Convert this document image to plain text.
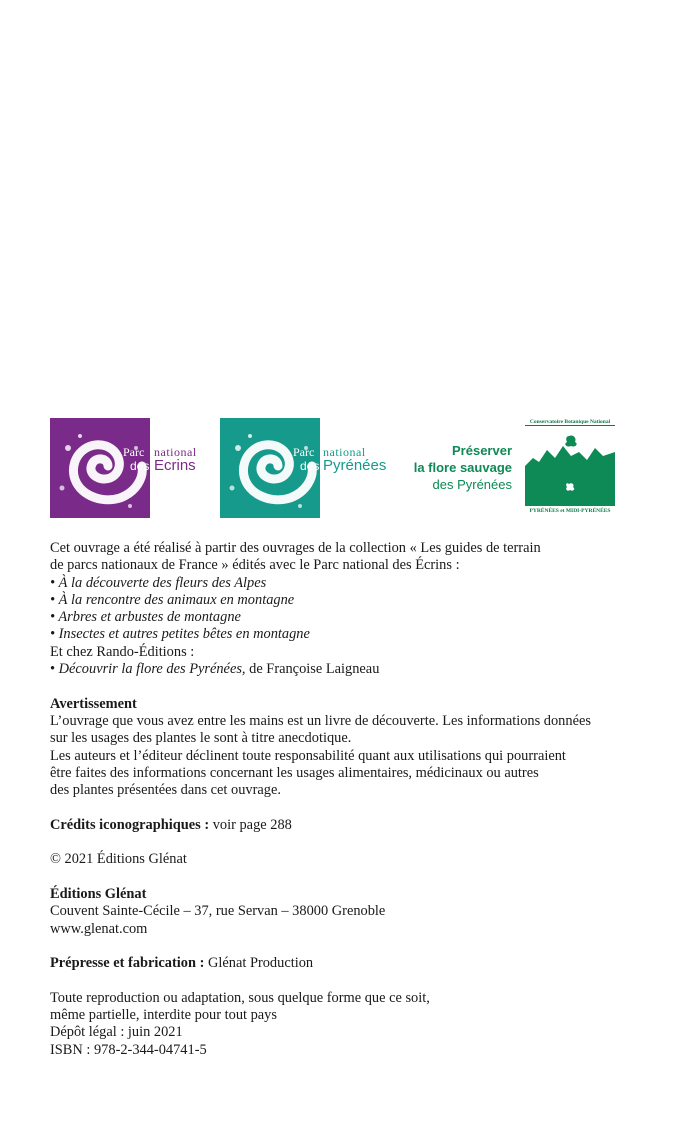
Parc
des
national
Ecrins
Parc
des
national
Pyrénées
Préserver
la flore sauvage
des Pyrénées
Conservatoire Botanique National
PYRÉNÉES et MIDI-PYRÉNÉES

Cet ouvrage a été réalisé à partir des ouvrages de la collection « Les guides de terrain

de parcs nationaux de France » édités avec le Parc national des Écrins :

• À la découverte des fleurs des Alpes

• À la rencontre des animaux en montagne

• Arbres et arbustes de montagne

• Insectes et autres petites bêtes en montagne

Et chez Rando-Éditions :

• Découvrir la flore des Pyrénées, de Françoise Laigneau

Avertissement

L’ouvrage que vous avez entre les mains est un livre de découverte. Les informations données

sur les usages des plantes le sont à titre anecdotique.

Les auteurs et l’éditeur déclinent toute responsabilité quant aux utilisations qui pourraient

être faites des informations concernant les usages alimentaires, médicinaux ou autres

des plantes présentées dans cet ouvrage.

Crédits iconographiques : voir page 288

© 2021 Éditions Glénat

Éditions Glénat

Couvent Sainte-Cécile – 37, rue Servan – 38000 Grenoble

www.glenat.com

Prépresse et fabrication : Glénat Production

Toute reproduction ou adaptation, sous quelque forme que ce soit,

même partielle, interdite pour tout pays

Dépôt légal : juin 2021

ISBN : 978-2-344-04741-5
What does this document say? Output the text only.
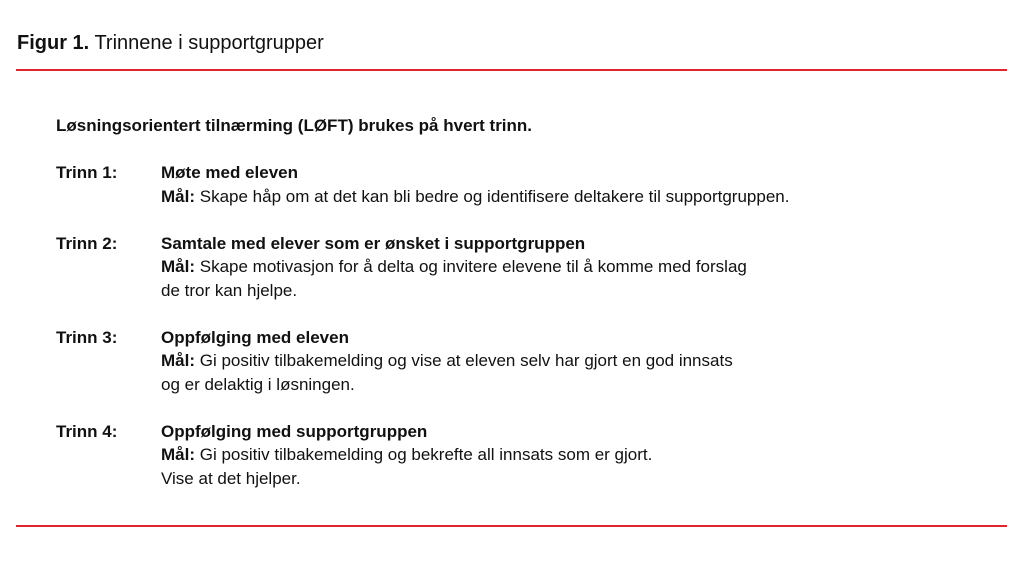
Figur 1. Trinnene i supportgrupper
Løsningsorientert tilnærming (LØFT) brukes på hvert trinn.
Trinn 1:	Møte med eleven
Mål: Skape håp om at det kan bli bedre og identifisere deltakere til supportgruppen.
Trinn 2:	Samtale med elever som er ønsket i supportgruppen
Mål: Skape motivasjon for å delta og invitere elevene til å komme med forslag
de tror kan hjelpe.
Trinn 3:	Oppfølging med eleven
Mål: Gi positiv tilbakemelding og vise at eleven selv har gjort en god innsats
og er delaktig i løsningen.
Trinn 4:	Oppfølging med supportgruppen
Mål: Gi positiv tilbakemelding og bekrefte all innsats som er gjort.
Vise at det hjelper.
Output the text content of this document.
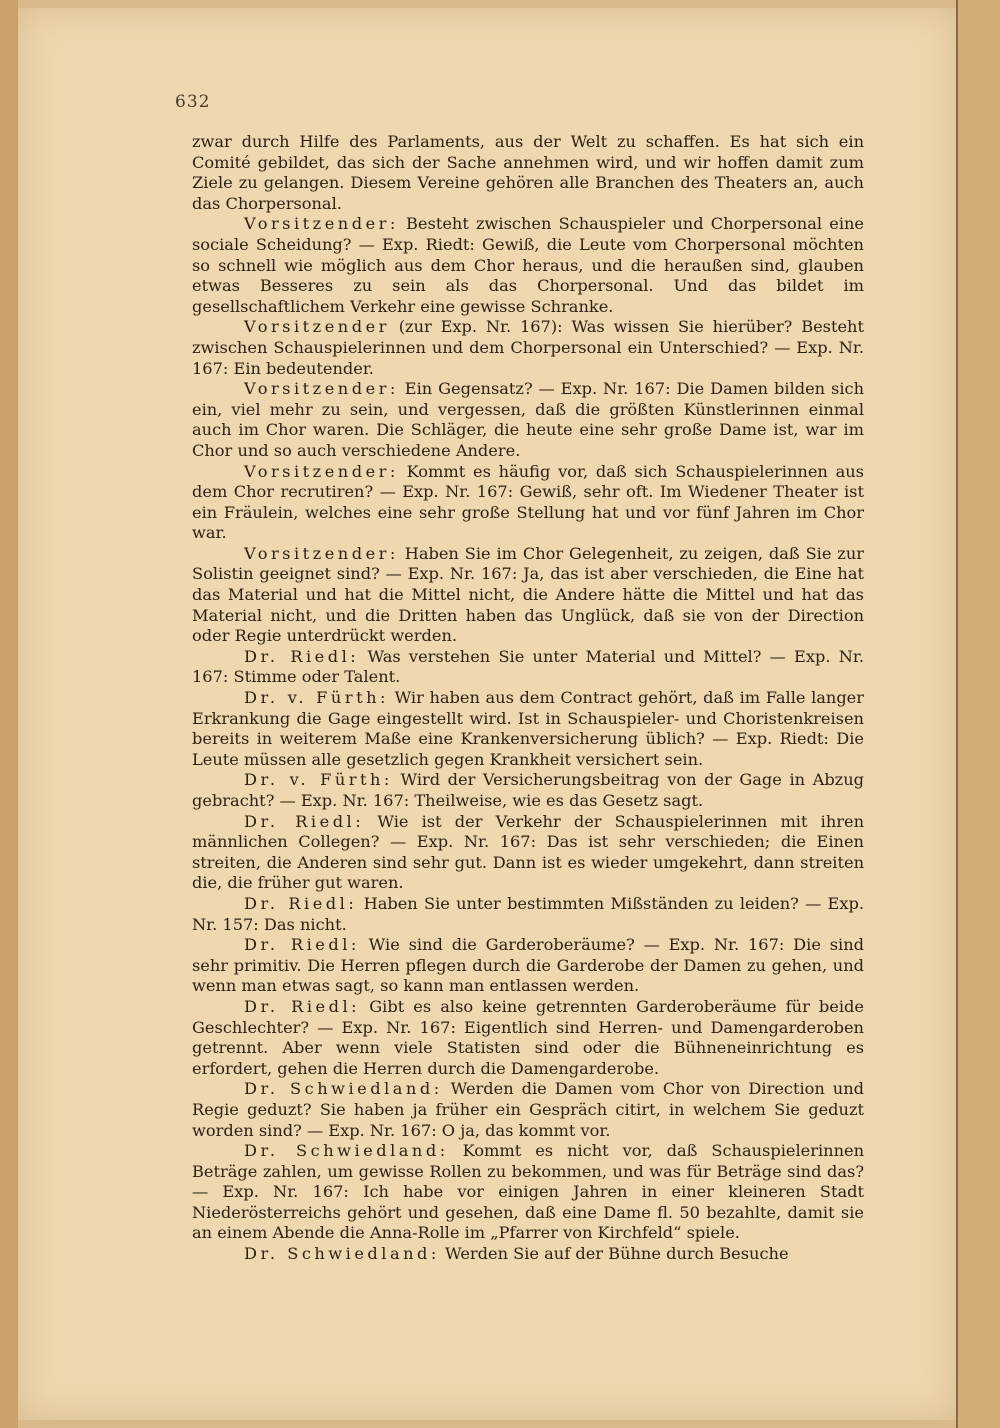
632

zwar durch Hilfe des Parlaments, aus der Welt zu schaffen. Es hat sich ein Comité gebildet, das sich der Sache annehmen wird, und wir hoffen damit zum Ziele zu gelangen. Diesem Vereine gehören alle Branchen des Theaters an, auch das Chorpersonal.

Vorsitzender: Besteht zwischen Schauspieler und Chorpersonal eine sociale Scheidung? — Exp. Riedt: Gewiß, die Leute vom Chorpersonal möchten so schnell wie möglich aus dem Chor heraus, und die heraußen sind, glauben etwas Besseres zu sein als das Chorpersonal. Und das bildet im gesellschaftlichem Verkehr eine gewisse Schranke.

Vorsitzender (zur Exp. Nr. 167): Was wissen Sie hierüber? Besteht zwischen Schauspielerinnen und dem Chorpersonal ein Unterschied? — Exp. Nr. 167: Ein bedeutender.

Vorsitzender: Ein Gegensatz? — Exp. Nr. 167: Die Damen bilden sich ein, viel mehr zu sein, und vergessen, daß die größten Künstlerinnen einmal auch im Chor waren. Die Schläger, die heute eine sehr große Dame ist, war im Chor und so auch verschiedene Andere.

Vorsitzender: Kommt es häufig vor, daß sich Schauspielerinnen aus dem Chor recrutiren? — Exp. Nr. 167: Gewiß, sehr oft. Im Wiedener Theater ist ein Fräulein, welches eine sehr große Stellung hat und vor fünf Jahren im Chor war.

Vorsitzender: Haben Sie im Chor Gelegenheit, zu zeigen, daß Sie zur Solistin geeignet sind? — Exp. Nr. 167: Ja, das ist aber verschieden, die Eine hat das Material und hat die Mittel nicht, die Andere hätte die Mittel und hat das Material nicht, und die Dritten haben das Unglück, daß sie von der Direction oder Regie unterdrückt werden.

Dr. Riedl: Was verstehen Sie unter Material und Mittel? — Exp. Nr. 167: Stimme oder Talent.

Dr. v. Fürth: Wir haben aus dem Contract gehört, daß im Falle langer Erkrankung die Gage eingestellt wird. Ist in Schauspieler- und Choristenkreisen bereits in weiterem Maße eine Krankenversicherung üblich? — Exp. Riedt: Die Leute müssen alle gesetzlich gegen Krankheit versichert sein.

Dr. v. Fürth: Wird der Versicherungsbeitrag von der Gage in Abzug gebracht? — Exp. Nr. 167: Theilweise, wie es das Gesetz sagt.

Dr. Riedl: Wie ist der Verkehr der Schauspielerinnen mit ihren männlichen Collegen? — Exp. Nr. 167: Das ist sehr verschieden; die Einen streiten, die Anderen sind sehr gut. Dann ist es wieder umgekehrt, dann streiten die, die früher gut waren.

Dr. Riedl: Haben Sie unter bestimmten Mißständen zu leiden? — Exp. Nr. 157: Das nicht.

Dr. Riedl: Wie sind die Garderoberäume? — Exp. Nr. 167: Die sind sehr primitiv. Die Herren pflegen durch die Garderobe der Damen zu gehen, und wenn man etwas sagt, so kann man entlassen werden.

Dr. Riedl: Gibt es also keine getrennten Garderoberäume für beide Geschlechter? — Exp. Nr. 167: Eigentlich sind Herren- und Damengarderoben getrennt. Aber wenn viele Statisten sind oder die Bühneneinrichtung es erfordert, gehen die Herren durch die Damengarderobe.

Dr. Schwiedland: Werden die Damen vom Chor von Direction und Regie geduzt? Sie haben ja früher ein Gespräch citirt, in welchem Sie geduzt worden sind? — Exp. Nr. 167: O ja, das kommt vor.

Dr. Schwiedland: Kommt es nicht vor, daß Schauspielerinnen Beträge zahlen, um gewisse Rollen zu bekommen, und was für Beträge sind das? — Exp. Nr. 167: Ich habe vor einigen Jahren in einer kleineren Stadt Niederösterreichs gehört und gesehen, daß eine Dame fl. 50 bezahlte, damit sie an einem Abende die Anna-Rolle im „Pfarrer von Kirchfeld“ spiele.

Dr. Schwiedland: Werden Sie auf der Bühne durch Besuche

--

Quote all the records verbatim, dropping any pictures from your copy.

Convert this document image to plain text.
Parc
des
national
Ecrins
Parc
des
national
Pyrénées
Préserver
la flore sauvage
des Pyrénées
Conservatoire Botanique National
PYRÉNÉES et MIDI-PYRÉNÉES

Cet ouvrage a été réalisé à partir des ouvrages de la collection « Les guides de terrain

de parcs nationaux de France » édités avec le Parc national des Écrins :

• À la découverte des fleurs des Alpes

• À la rencontre des animaux en montagne

• Arbres et arbustes de montagne

• Insectes et autres petites bêtes en montagne

Et chez Rando-Éditions :

• Découvrir la flore des Pyrénées, de Françoise Laigneau

Avertissement

L’ouvrage que vous avez entre les mains est un livre de découverte. Les informations données

sur les usages des plantes le sont à titre anecdotique.

Les auteurs et l’éditeur déclinent toute responsabilité quant aux utilisations qui pourraient

être faites des informations concernant les usages alimentaires, médicinaux ou autres

des plantes présentées dans cet ouvrage.

Crédits iconographiques : voir page 288

© 2021 Éditions Glénat

Éditions Glénat

Couvent Sainte-Cécile – 37, rue Servan – 38000 Grenoble

www.glenat.com

Prépresse et fabrication : Glénat Production

Toute reproduction ou adaptation, sous quelque forme que ce soit,

même partielle, interdite pour tout pays

Dépôt légal : juin 2021

ISBN : 978-2-344-04741-5
What does this document say? Output the text only.
Figur 1. Trinnene i supportgrupper
Løsningsorientert tilnærming (LØFT) brukes på hvert trinn.
Trinn 1:	Møte med eleven
Mål: Skape håp om at det kan bli bedre og identifisere deltakere til supportgruppen.
Trinn 2:	Samtale med elever som er ønsket i supportgruppen
Mål: Skape motivasjon for å delta og invitere elevene til å komme med forslag
de tror kan hjelpe.
Trinn 3:	Oppfølging med eleven
Mål: Gi positiv tilbakemelding og vise at eleven selv har gjort en god innsats
og er delaktig i løsningen.
Trinn 4:	Oppfølging med supportgruppen
Mål: Gi positiv tilbakemelding og bekrefte all innsats som er gjort.
Vise at det hjelper.
Output the text content of this document.
632

zwar durch Hilfe des Parlaments, aus der Welt zu schaffen. Es hat sich ein Comité gebildet, das sich der Sache annehmen wird, und wir hoffen damit zum Ziele zu gelangen. Diesem Vereine gehören alle Branchen des Theaters an, auch das Chorpersonal.

Vorsitzender: Besteht zwischen Schauspieler und Chorpersonal eine sociale Scheidung? — Exp. Riedt: Gewiß, die Leute vom Chorpersonal möchten so schnell wie möglich aus dem Chor heraus, und die heraußen sind, glauben etwas Besseres zu sein als das Chorpersonal. Und das bildet im gesellschaftlichem Verkehr eine gewisse Schranke.

Vorsitzender (zur Exp. Nr. 167): Was wissen Sie hierüber? Besteht zwischen Schauspielerinnen und dem Chorpersonal ein Unterschied? — Exp. Nr. 167: Ein bedeutender.

Vorsitzender: Ein Gegensatz? — Exp. Nr. 167: Die Damen bilden sich ein, viel mehr zu sein, und vergessen, daß die größten Künstlerinnen einmal auch im Chor waren. Die Schläger, die heute eine sehr große Dame ist, war im Chor und so auch verschiedene Andere.

Vorsitzender: Kommt es häufig vor, daß sich Schauspielerinnen aus dem Chor recrutiren? — Exp. Nr. 167: Gewiß, sehr oft. Im Wiedener Theater ist ein Fräulein, welches eine sehr große Stellung hat und vor fünf Jahren im Chor war.

Vorsitzender: Haben Sie im Chor Gelegenheit, zu zeigen, daß Sie zur Solistin geeignet sind? — Exp. Nr. 167: Ja, das ist aber verschieden, die Eine hat das Material und hat die Mittel nicht, die Andere hätte die Mittel und hat das Material nicht, und die Dritten haben das Unglück, daß sie von der Direction oder Regie unterdrückt werden.

Dr. Riedl: Was verstehen Sie unter Material und Mittel? — Exp. Nr. 167: Stimme oder Talent.

Dr. v. Fürth: Wir haben aus dem Contract gehört, daß im Falle langer Erkrankung die Gage eingestellt wird. Ist in Schauspieler- und Choristenkreisen bereits in weiterem Maße eine Krankenversicherung üblich? — Exp. Riedt: Die Leute müssen alle gesetzlich gegen Krankheit versichert sein.

Dr. v. Fürth: Wird der Versicherungsbeitrag von der Gage in Abzug gebracht? — Exp. Nr. 167: Theilweise, wie es das Gesetz sagt.

Dr. Riedl: Wie ist der Verkehr der Schauspielerinnen mit ihren männlichen Collegen? — Exp. Nr. 167: Das ist sehr verschieden; die Einen streiten, die Anderen sind sehr gut. Dann ist es wieder umgekehrt, dann streiten die, die früher gut waren.

Dr. Riedl: Haben Sie unter bestimmten Mißständen zu leiden? — Exp. Nr. 157: Das nicht.

Dr. Riedl: Wie sind die Garderoberäume? — Exp. Nr. 167: Die sind sehr primitiv. Die Herren pflegen durch die Garderobe der Damen zu gehen, und wenn man etwas sagt, so kann man entlassen werden.

Dr. Riedl: Gibt es also keine getrennten Garderoberäume für beide Geschlechter? — Exp. Nr. 167: Eigentlich sind Herren- und Damengarderoben getrennt. Aber wenn viele Statisten sind oder die Bühneneinrichtung es erfordert, gehen die Herren durch die Damengarderobe.

Dr. Schwiedland: Werden die Damen vom Chor von Direction und Regie geduzt? Sie haben ja früher ein Gespräch citirt, in welchem Sie geduzt worden sind? — Exp. Nr. 167: O ja, das kommt vor.

Dr. Schwiedland: Kommt es nicht vor, daß Schauspielerinnen Beträge zahlen, um gewisse Rollen zu bekommen, und was für Beträge sind das? — Exp. Nr. 167: Ich habe vor einigen Jahren in einer kleineren Stadt Niederösterreichs gehört und gesehen, daß eine Dame fl. 50 bezahlte, damit sie an einem Abende die Anna-Rolle im „Pfarrer von Kirchfeld“ spiele.

Dr. Schwiedland: Werden Sie auf der Bühne durch Besuche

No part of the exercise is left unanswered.